(Collected data)
------------------------------------------------------------------------

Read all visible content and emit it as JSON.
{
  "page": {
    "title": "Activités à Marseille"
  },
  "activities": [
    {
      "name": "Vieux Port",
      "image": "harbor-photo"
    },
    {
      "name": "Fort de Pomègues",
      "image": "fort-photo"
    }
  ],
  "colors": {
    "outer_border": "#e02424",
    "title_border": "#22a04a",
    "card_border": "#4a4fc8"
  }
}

------------------------------------------------------------------------

_WHAT IS ASKED_
Output the whole listing above again, word for word.

_THE RESULT_
Read all visible content and emit it as JSON.
{
  "page": {
    "title": "Activités à Marseille"
  },
  "activities": [
    {
      "name": "Vieux Port",
      "image": "harbor-photo"
    },
    {
      "name": "Fort de Pomègues",
      "image": "fort-photo"
    }
  ],
  "colors": {
    "outer_border": "#e02424",
    "title_border": "#22a04a",
    "card_border": "#4a4fc8"
  }
}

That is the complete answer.